- Dataset entries -
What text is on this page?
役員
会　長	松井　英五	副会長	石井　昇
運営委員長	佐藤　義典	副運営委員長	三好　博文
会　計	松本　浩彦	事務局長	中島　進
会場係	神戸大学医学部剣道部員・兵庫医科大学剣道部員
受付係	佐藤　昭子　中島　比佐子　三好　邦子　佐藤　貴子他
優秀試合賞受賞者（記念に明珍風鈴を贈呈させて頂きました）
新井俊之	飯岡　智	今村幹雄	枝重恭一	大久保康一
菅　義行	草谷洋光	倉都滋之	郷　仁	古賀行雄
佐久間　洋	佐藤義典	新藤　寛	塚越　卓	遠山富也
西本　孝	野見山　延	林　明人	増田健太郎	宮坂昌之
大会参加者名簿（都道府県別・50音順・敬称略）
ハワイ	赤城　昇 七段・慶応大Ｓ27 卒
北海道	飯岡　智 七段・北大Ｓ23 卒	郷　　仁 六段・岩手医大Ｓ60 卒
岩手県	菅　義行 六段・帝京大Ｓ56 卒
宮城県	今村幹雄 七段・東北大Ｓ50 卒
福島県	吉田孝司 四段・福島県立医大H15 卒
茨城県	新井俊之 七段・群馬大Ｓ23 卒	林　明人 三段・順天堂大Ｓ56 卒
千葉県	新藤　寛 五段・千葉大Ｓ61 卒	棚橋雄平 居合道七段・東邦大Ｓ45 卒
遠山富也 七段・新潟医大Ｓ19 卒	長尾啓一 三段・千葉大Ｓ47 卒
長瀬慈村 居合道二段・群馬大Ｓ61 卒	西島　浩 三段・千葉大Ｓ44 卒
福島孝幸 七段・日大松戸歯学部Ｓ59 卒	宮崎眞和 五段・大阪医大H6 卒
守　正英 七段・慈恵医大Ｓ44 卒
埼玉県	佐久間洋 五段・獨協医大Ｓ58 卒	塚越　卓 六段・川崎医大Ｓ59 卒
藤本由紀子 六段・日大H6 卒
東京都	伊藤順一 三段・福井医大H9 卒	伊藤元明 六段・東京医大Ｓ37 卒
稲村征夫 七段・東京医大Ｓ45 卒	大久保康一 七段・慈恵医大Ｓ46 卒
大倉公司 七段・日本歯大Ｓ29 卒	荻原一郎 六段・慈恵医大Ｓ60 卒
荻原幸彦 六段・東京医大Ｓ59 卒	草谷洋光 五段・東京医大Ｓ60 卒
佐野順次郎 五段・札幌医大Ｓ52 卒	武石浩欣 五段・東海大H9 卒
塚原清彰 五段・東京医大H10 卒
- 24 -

- INSTRUCTIONS TO FOLLOW -
Return only the number of lines in the preceding records that contain the string "大久保康一".

- EXERCISE RESULT -
2